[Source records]
· · ·

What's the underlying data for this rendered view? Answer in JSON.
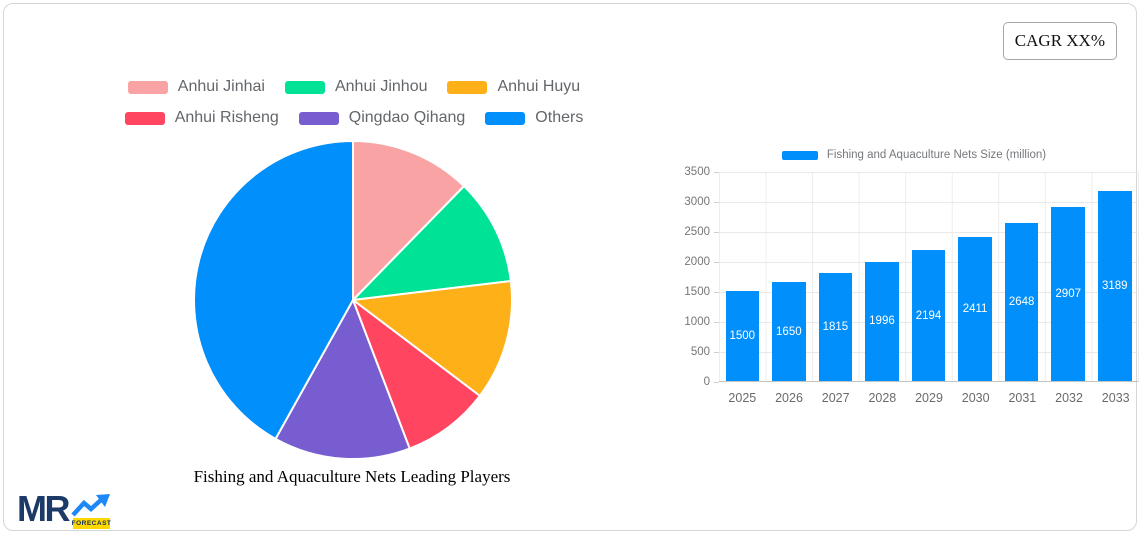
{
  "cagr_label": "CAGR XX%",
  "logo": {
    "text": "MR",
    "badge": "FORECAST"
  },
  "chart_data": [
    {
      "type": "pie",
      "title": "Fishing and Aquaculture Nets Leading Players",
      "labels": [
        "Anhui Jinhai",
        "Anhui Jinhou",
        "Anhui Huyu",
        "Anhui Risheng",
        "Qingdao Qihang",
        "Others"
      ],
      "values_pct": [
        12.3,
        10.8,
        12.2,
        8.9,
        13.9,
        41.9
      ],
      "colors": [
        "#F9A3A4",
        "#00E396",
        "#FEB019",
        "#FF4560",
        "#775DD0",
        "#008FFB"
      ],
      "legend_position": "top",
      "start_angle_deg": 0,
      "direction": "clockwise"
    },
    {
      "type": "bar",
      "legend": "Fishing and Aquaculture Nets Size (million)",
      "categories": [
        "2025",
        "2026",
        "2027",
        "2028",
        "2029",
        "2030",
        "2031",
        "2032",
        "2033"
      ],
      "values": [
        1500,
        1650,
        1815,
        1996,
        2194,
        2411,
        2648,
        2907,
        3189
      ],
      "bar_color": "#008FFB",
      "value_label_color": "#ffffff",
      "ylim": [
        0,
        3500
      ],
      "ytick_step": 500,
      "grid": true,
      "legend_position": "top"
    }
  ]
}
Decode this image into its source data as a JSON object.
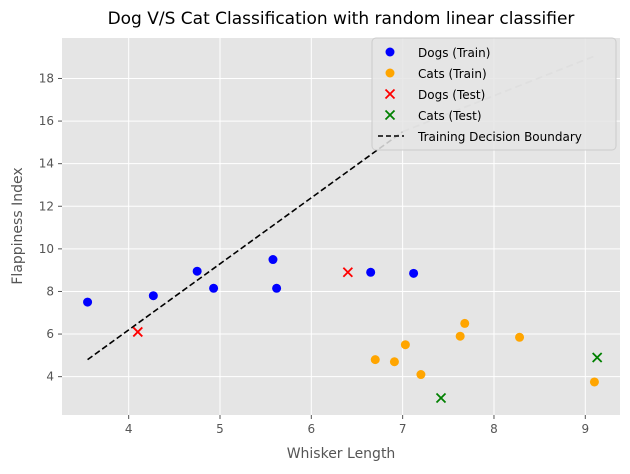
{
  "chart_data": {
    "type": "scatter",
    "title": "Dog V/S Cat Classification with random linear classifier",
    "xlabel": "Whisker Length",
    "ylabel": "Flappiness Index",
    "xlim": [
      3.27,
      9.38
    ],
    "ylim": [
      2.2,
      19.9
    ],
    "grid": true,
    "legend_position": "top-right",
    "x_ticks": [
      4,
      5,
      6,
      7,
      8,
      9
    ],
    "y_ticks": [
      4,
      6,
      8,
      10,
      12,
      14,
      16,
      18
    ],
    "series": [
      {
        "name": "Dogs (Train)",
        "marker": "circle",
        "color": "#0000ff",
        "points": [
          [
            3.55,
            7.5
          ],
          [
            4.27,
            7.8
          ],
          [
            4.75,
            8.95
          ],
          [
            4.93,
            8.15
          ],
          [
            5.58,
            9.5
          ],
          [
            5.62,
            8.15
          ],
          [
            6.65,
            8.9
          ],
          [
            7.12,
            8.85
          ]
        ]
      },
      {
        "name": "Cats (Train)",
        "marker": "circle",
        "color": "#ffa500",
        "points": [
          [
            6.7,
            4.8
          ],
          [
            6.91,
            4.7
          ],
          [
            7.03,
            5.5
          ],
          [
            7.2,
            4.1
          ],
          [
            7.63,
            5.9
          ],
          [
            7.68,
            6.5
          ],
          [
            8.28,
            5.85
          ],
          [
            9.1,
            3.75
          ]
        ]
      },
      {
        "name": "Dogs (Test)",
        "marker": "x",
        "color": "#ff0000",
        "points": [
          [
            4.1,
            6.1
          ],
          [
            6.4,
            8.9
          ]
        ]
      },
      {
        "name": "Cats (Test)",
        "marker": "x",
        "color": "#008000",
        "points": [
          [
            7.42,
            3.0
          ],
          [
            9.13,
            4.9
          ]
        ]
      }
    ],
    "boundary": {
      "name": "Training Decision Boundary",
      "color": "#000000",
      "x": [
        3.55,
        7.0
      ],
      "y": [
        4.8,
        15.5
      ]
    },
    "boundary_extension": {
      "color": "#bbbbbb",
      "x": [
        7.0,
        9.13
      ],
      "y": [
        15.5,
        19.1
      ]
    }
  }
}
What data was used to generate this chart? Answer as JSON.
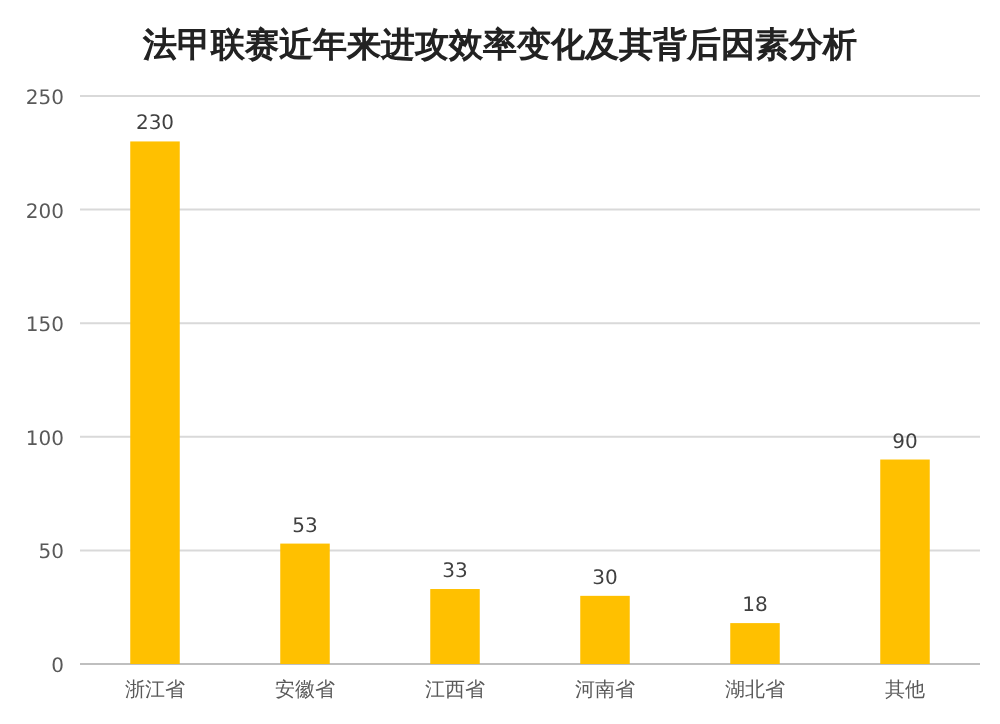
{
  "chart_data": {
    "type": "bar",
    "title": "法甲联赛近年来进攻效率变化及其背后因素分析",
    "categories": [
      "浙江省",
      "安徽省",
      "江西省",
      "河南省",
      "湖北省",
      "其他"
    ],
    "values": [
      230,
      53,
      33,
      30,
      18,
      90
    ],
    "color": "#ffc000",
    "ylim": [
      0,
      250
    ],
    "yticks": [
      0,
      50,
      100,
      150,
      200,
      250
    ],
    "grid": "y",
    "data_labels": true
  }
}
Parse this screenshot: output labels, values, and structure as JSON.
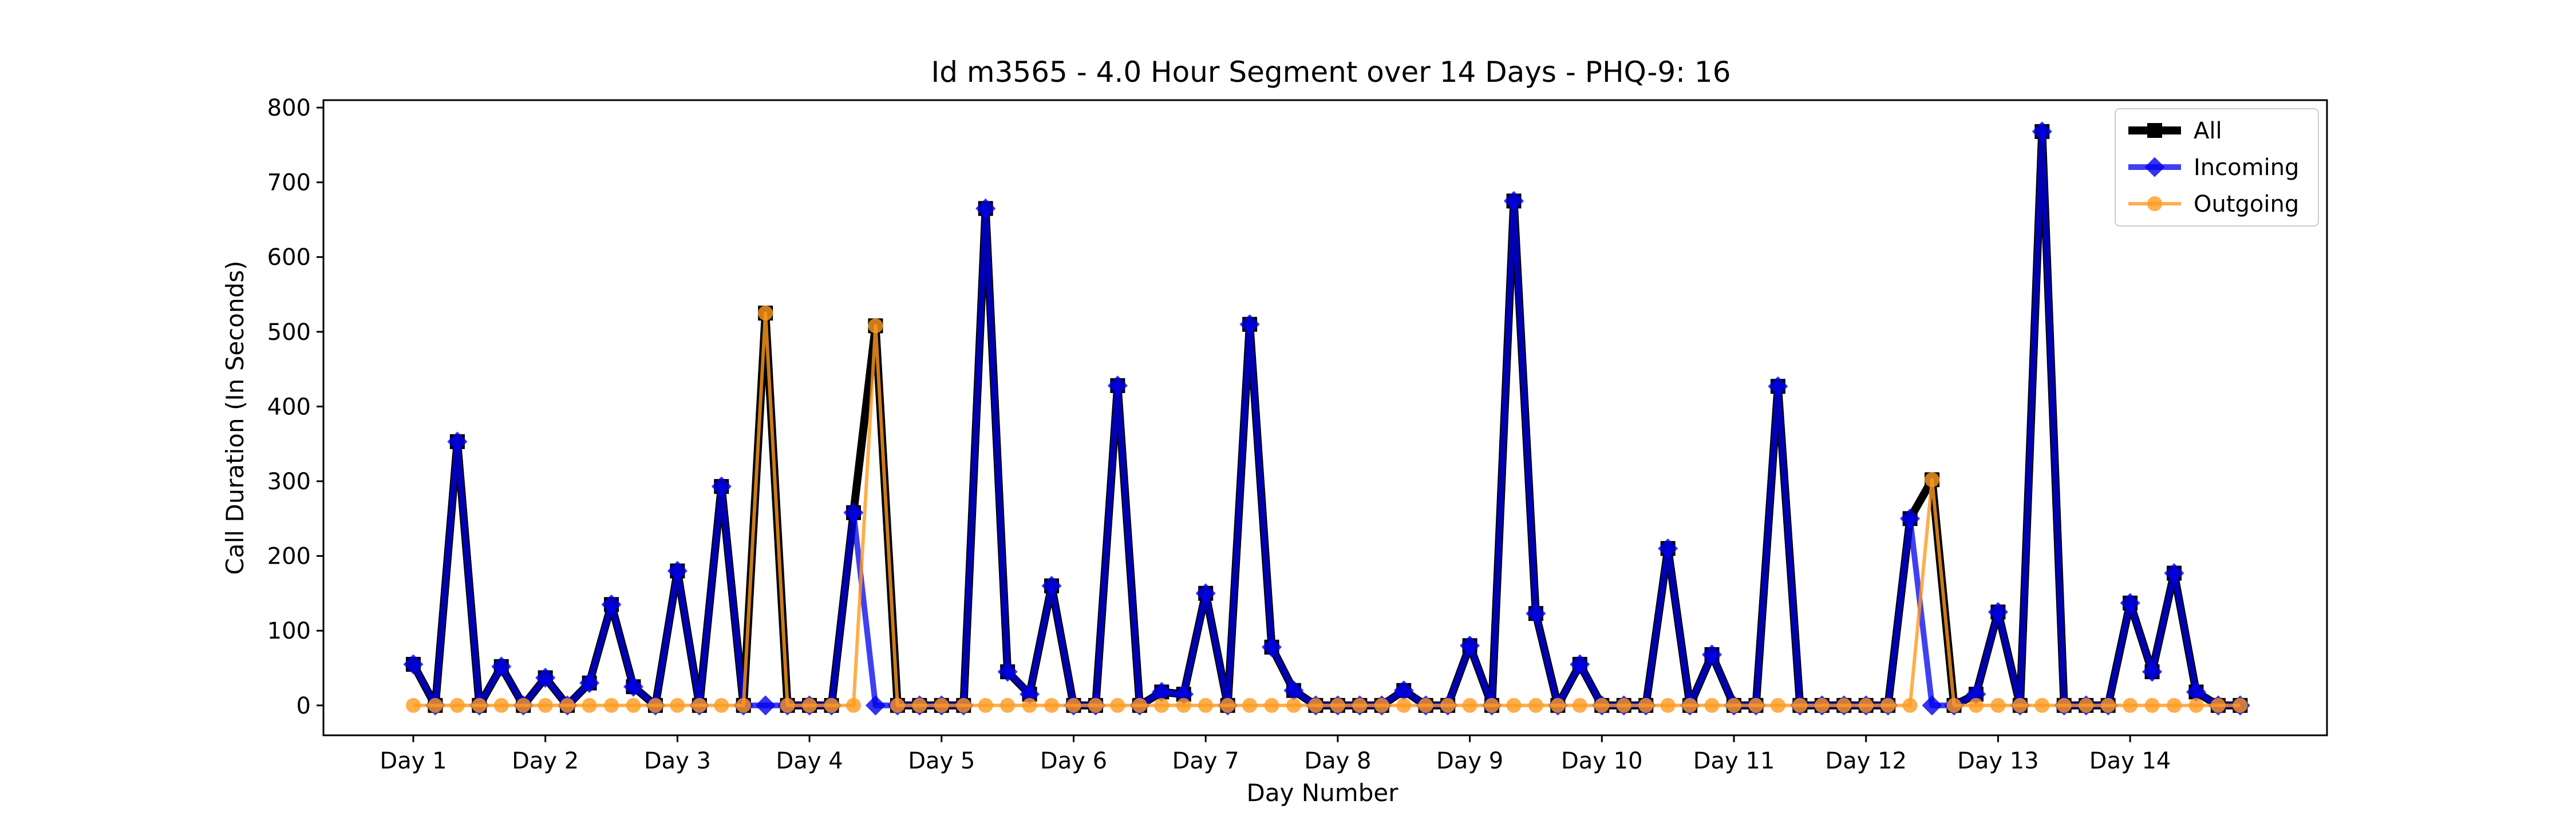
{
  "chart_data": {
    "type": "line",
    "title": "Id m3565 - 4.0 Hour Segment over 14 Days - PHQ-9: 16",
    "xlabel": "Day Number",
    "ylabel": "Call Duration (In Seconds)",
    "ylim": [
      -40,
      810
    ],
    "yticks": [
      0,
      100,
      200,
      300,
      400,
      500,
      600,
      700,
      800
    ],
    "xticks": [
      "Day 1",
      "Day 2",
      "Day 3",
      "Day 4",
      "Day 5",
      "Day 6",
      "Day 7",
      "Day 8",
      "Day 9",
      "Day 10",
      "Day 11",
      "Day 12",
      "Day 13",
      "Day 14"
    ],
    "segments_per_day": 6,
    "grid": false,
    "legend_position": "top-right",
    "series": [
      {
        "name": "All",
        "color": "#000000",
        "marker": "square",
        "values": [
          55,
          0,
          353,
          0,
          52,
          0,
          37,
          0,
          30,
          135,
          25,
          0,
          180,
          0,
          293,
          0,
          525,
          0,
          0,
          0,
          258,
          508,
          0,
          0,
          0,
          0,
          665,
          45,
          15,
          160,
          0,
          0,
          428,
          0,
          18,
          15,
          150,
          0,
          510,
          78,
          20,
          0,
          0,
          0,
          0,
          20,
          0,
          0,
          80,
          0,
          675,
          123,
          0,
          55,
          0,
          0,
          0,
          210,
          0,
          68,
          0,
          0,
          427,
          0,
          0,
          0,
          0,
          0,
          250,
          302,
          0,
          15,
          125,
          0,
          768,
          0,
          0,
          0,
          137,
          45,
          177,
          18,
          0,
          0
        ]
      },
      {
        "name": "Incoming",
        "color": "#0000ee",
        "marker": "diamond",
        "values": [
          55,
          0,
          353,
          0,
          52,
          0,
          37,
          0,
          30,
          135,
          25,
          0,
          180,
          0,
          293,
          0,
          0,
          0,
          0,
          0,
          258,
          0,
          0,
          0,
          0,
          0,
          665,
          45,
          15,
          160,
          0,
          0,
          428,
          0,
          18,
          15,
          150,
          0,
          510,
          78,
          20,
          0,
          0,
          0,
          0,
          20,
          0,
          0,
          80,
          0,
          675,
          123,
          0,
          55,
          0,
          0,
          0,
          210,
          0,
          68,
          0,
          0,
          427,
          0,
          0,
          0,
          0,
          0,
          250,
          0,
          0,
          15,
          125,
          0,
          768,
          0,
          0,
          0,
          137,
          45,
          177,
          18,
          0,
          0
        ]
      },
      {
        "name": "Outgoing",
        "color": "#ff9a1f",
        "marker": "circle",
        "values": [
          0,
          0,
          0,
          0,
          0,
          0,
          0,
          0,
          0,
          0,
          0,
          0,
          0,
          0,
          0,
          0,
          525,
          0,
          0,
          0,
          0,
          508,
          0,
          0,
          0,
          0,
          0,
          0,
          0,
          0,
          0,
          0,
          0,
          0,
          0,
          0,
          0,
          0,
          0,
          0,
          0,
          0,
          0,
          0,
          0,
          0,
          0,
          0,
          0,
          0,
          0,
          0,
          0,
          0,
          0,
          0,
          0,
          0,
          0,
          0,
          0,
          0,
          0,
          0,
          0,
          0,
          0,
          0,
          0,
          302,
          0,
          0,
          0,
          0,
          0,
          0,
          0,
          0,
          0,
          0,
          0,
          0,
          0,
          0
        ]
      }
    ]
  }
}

· · ·

- WHAT IS REQUIRED:
Quote the full listing above word for word; exclude every picture from the copy.

- REPLY TO THE EXERCISE:
What's the underlying data for this rendered view? Answer in JSON.
{
  "cagr_label": "CAGR XX%",
  "logo": {
    "text": "MR",
    "badge": "FORECAST"
  },
  "chart_data": [
    {
      "type": "pie",
      "title": "Fishing and Aquaculture Nets Leading Players",
      "labels": [
        "Anhui Jinhai",
        "Anhui Jinhou",
        "Anhui Huyu",
        "Anhui Risheng",
        "Qingdao Qihang",
        "Others"
      ],
      "values_pct": [
        12.3,
        10.8,
        12.2,
        8.9,
        13.9,
        41.9
      ],
      "colors": [
        "#F9A3A4",
        "#00E396",
        "#FEB019",
        "#FF4560",
        "#775DD0",
        "#008FFB"
      ],
      "legend_position": "top",
      "start_angle_deg": 0,
      "direction": "clockwise"
    },
    {
      "type": "bar",
      "legend": "Fishing and Aquaculture Nets Size (million)",
      "categories": [
        "2025",
        "2026",
        "2027",
        "2028",
        "2029",
        "2030",
        "2031",
        "2032",
        "2033"
      ],
      "values": [
        1500,
        1650,
        1815,
        1996,
        2194,
        2411,
        2648,
        2907,
        3189
      ],
      "bar_color": "#008FFB",
      "value_label_color": "#ffffff",
      "ylim": [
        0,
        3500
      ],
      "ytick_step": 500,
      "grid": true,
      "legend_position": "top"
    }
  ]
}
Decode this image into its source data as a JSON object.
{
  "chart_data": {
    "type": "scatter",
    "title": "Dog V/S Cat Classification with random linear classifier",
    "xlabel": "Whisker Length",
    "ylabel": "Flappiness Index",
    "xlim": [
      3.27,
      9.38
    ],
    "ylim": [
      2.2,
      19.9
    ],
    "grid": true,
    "legend_position": "top-right",
    "x_ticks": [
      4,
      5,
      6,
      7,
      8,
      9
    ],
    "y_ticks": [
      4,
      6,
      8,
      10,
      12,
      14,
      16,
      18
    ],
    "series": [
      {
        "name": "Dogs (Train)",
        "marker": "circle",
        "color": "#0000ff",
        "points": [
          [
            3.55,
            7.5
          ],
          [
            4.27,
            7.8
          ],
          [
            4.75,
            8.95
          ],
          [
            4.93,
            8.15
          ],
          [
            5.58,
            9.5
          ],
          [
            5.62,
            8.15
          ],
          [
            6.65,
            8.9
          ],
          [
            7.12,
            8.85
          ]
        ]
      },
      {
        "name": "Cats (Train)",
        "marker": "circle",
        "color": "#ffa500",
        "points": [
          [
            6.7,
            4.8
          ],
          [
            6.91,
            4.7
          ],
          [
            7.03,
            5.5
          ],
          [
            7.2,
            4.1
          ],
          [
            7.63,
            5.9
          ],
          [
            7.68,
            6.5
          ],
          [
            8.28,
            5.85
          ],
          [
            9.1,
            3.75
          ]
        ]
      },
      {
        "name": "Dogs (Test)",
        "marker": "x",
        "color": "#ff0000",
        "points": [
          [
            4.1,
            6.1
          ],
          [
            6.4,
            8.9
          ]
        ]
      },
      {
        "name": "Cats (Test)",
        "marker": "x",
        "color": "#008000",
        "points": [
          [
            7.42,
            3.0
          ],
          [
            9.13,
            4.9
          ]
        ]
      }
    ],
    "boundary": {
      "name": "Training Decision Boundary",
      "color": "#000000",
      "x": [
        3.55,
        7.0
      ],
      "y": [
        4.8,
        15.5
      ]
    },
    "boundary_extension": {
      "color": "#bbbbbb",
      "x": [
        7.0,
        9.13
      ],
      "y": [
        15.5,
        19.1
      ]
    }
  }
}
What data was used to generate this chart? Answer as JSON.
{
  "chart_data": {
    "type": "bar",
    "title": "法甲联赛近年来进攻效率变化及其背后因素分析",
    "categories": [
      "浙江省",
      "安徽省",
      "江西省",
      "河南省",
      "湖北省",
      "其他"
    ],
    "values": [
      230,
      53,
      33,
      30,
      18,
      90
    ],
    "color": "#ffc000",
    "ylim": [
      0,
      250
    ],
    "yticks": [
      0,
      50,
      100,
      150,
      200,
      250
    ],
    "grid": "y",
    "data_labels": true
  }
}
Parse this screenshot: output labels, values, and structure as JSON.
{
  "chart_data": {
    "type": "line",
    "title": "Id m3565 - 4.0 Hour Segment over 14 Days - PHQ-9: 16",
    "xlabel": "Day Number",
    "ylabel": "Call Duration (In Seconds)",
    "ylim": [
      -40,
      810
    ],
    "yticks": [
      0,
      100,
      200,
      300,
      400,
      500,
      600,
      700,
      800
    ],
    "xticks": [
      "Day 1",
      "Day 2",
      "Day 3",
      "Day 4",
      "Day 5",
      "Day 6",
      "Day 7",
      "Day 8",
      "Day 9",
      "Day 10",
      "Day 11",
      "Day 12",
      "Day 13",
      "Day 14"
    ],
    "segments_per_day": 6,
    "grid": false,
    "legend_position": "top-right",
    "series": [
      {
        "name": "All",
        "color": "#000000",
        "marker": "square",
        "values": [
          55,
          0,
          353,
          0,
          52,
          0,
          37,
          0,
          30,
          135,
          25,
          0,
          180,
          0,
          293,
          0,
          525,
          0,
          0,
          0,
          258,
          508,
          0,
          0,
          0,
          0,
          665,
          45,
          15,
          160,
          0,
          0,
          428,
          0,
          18,
          15,
          150,
          0,
          510,
          78,
          20,
          0,
          0,
          0,
          0,
          20,
          0,
          0,
          80,
          0,
          675,
          123,
          0,
          55,
          0,
          0,
          0,
          210,
          0,
          68,
          0,
          0,
          427,
          0,
          0,
          0,
          0,
          0,
          250,
          302,
          0,
          15,
          125,
          0,
          768,
          0,
          0,
          0,
          137,
          45,
          177,
          18,
          0,
          0
        ]
      },
      {
        "name": "Incoming",
        "color": "#0000ee",
        "marker": "diamond",
        "values": [
          55,
          0,
          353,
          0,
          52,
          0,
          37,
          0,
          30,
          135,
          25,
          0,
          180,
          0,
          293,
          0,
          0,
          0,
          0,
          0,
          258,
          0,
          0,
          0,
          0,
          0,
          665,
          45,
          15,
          160,
          0,
          0,
          428,
          0,
          18,
          15,
          150,
          0,
          510,
          78,
          20,
          0,
          0,
          0,
          0,
          20,
          0,
          0,
          80,
          0,
          675,
          123,
          0,
          55,
          0,
          0,
          0,
          210,
          0,
          68,
          0,
          0,
          427,
          0,
          0,
          0,
          0,
          0,
          250,
          0,
          0,
          15,
          125,
          0,
          768,
          0,
          0,
          0,
          137,
          45,
          177,
          18,
          0,
          0
        ]
      },
      {
        "name": "Outgoing",
        "color": "#ff9a1f",
        "marker": "circle",
        "values": [
          0,
          0,
          0,
          0,
          0,
          0,
          0,
          0,
          0,
          0,
          0,
          0,
          0,
          0,
          0,
          0,
          525,
          0,
          0,
          0,
          0,
          508,
          0,
          0,
          0,
          0,
          0,
          0,
          0,
          0,
          0,
          0,
          0,
          0,
          0,
          0,
          0,
          0,
          0,
          0,
          0,
          0,
          0,
          0,
          0,
          0,
          0,
          0,
          0,
          0,
          0,
          0,
          0,
          0,
          0,
          0,
          0,
          0,
          0,
          0,
          0,
          0,
          0,
          0,
          0,
          0,
          0,
          0,
          0,
          302,
          0,
          0,
          0,
          0,
          0,
          0,
          0,
          0,
          0,
          0,
          0,
          0,
          0,
          0
        ]
      }
    ]
  }
}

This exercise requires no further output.